[WHAT YOU WILL DO]
Look through the listing below and give the number of lines that hold "ταφοῦν". Say nothing more.

***** RECORDS SHOWN *****

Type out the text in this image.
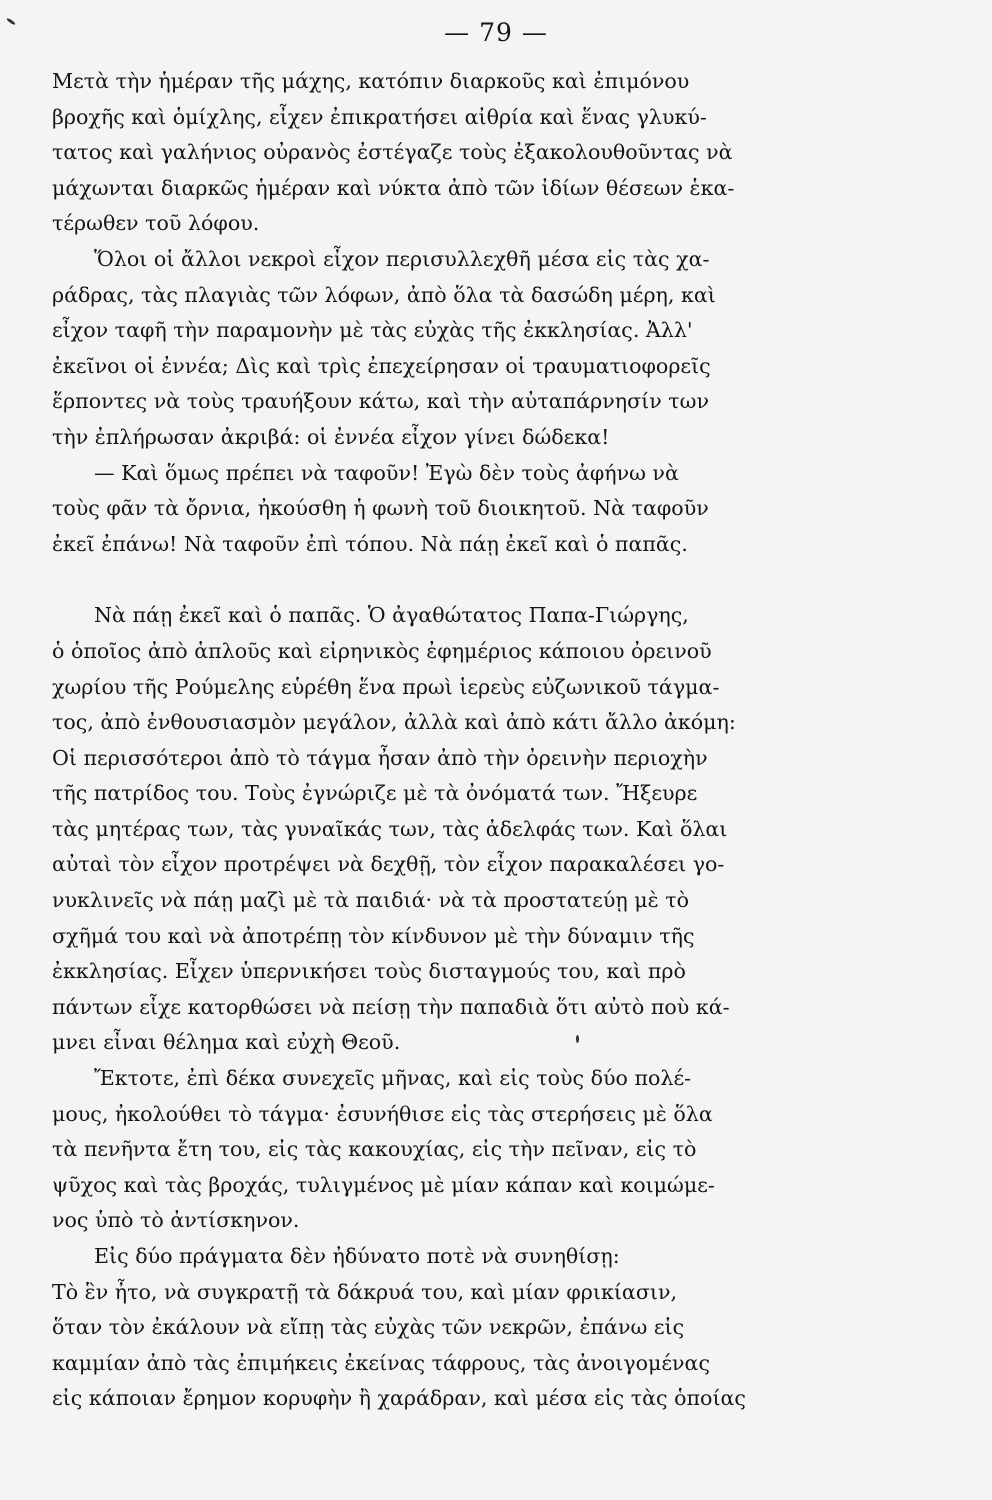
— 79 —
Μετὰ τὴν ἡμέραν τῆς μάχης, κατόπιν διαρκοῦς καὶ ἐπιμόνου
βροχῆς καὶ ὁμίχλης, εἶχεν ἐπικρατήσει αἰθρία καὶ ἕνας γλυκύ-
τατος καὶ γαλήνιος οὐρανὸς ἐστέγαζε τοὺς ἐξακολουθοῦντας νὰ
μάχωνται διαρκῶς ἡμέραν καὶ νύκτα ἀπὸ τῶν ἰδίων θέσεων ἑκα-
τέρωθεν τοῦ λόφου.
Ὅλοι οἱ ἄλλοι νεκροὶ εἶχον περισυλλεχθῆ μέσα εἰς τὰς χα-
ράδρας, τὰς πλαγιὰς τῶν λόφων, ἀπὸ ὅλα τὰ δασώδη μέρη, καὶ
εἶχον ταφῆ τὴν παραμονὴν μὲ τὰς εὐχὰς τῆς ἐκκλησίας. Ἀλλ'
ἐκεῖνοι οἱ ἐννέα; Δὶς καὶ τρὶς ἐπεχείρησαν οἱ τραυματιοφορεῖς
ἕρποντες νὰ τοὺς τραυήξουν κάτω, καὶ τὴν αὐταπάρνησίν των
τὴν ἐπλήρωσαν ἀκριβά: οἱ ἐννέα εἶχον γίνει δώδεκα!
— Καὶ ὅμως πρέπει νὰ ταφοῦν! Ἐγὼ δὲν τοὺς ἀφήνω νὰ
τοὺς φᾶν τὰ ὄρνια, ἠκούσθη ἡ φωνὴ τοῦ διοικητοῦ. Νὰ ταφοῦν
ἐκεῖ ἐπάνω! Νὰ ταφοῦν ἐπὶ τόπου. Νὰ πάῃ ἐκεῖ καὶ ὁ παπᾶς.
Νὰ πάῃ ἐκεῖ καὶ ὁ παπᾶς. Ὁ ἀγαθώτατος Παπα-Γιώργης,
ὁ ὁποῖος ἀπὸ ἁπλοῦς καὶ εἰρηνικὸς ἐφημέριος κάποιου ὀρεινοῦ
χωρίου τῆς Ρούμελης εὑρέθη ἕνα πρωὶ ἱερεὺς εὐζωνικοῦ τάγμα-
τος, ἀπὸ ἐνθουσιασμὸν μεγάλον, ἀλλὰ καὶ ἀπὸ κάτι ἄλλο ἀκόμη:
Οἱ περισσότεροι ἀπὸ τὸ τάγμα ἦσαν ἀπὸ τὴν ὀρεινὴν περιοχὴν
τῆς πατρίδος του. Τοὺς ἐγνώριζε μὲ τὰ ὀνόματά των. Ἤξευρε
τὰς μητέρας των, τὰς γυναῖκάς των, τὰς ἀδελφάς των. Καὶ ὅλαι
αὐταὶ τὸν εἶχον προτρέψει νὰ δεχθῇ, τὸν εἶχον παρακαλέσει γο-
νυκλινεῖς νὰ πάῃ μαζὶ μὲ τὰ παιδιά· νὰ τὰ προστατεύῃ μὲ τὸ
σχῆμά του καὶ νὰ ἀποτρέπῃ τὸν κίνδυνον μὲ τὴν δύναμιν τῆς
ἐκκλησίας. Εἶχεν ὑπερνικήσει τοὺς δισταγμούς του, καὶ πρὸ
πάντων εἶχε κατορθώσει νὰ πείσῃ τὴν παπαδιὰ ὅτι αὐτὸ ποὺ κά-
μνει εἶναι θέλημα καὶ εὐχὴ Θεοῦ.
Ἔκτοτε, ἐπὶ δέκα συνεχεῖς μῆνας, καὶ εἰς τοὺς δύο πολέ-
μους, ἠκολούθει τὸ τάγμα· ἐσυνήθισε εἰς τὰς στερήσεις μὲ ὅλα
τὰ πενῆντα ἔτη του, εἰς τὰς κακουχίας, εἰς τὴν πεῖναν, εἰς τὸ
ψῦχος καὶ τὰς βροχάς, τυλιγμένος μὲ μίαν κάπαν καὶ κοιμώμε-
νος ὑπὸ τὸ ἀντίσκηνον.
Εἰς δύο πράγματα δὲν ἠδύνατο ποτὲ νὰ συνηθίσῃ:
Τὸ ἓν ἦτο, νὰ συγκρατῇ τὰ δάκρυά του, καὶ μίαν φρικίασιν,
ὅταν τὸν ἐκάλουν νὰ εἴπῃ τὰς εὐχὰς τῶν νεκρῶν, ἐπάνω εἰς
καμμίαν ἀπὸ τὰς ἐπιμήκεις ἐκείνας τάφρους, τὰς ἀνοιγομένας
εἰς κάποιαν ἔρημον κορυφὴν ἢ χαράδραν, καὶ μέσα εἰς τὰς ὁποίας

*****
***** RECORDS SHOWN *****

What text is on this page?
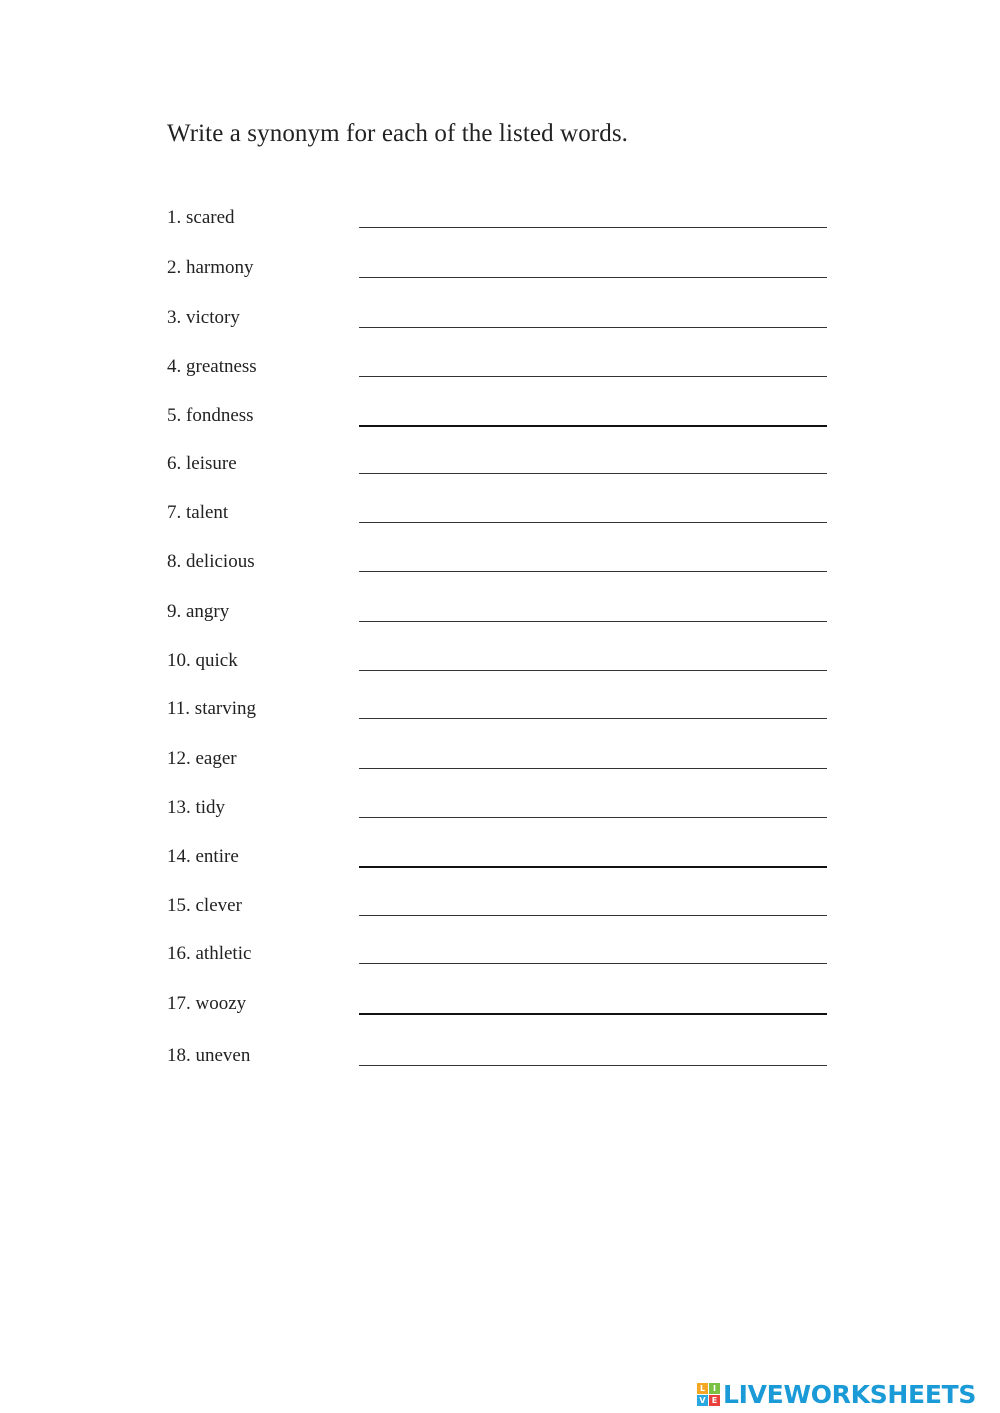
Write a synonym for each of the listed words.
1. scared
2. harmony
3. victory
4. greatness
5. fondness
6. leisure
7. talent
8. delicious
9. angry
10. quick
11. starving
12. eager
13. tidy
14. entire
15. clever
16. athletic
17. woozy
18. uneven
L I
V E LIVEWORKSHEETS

*****

[CORRECT OUTPUT]
3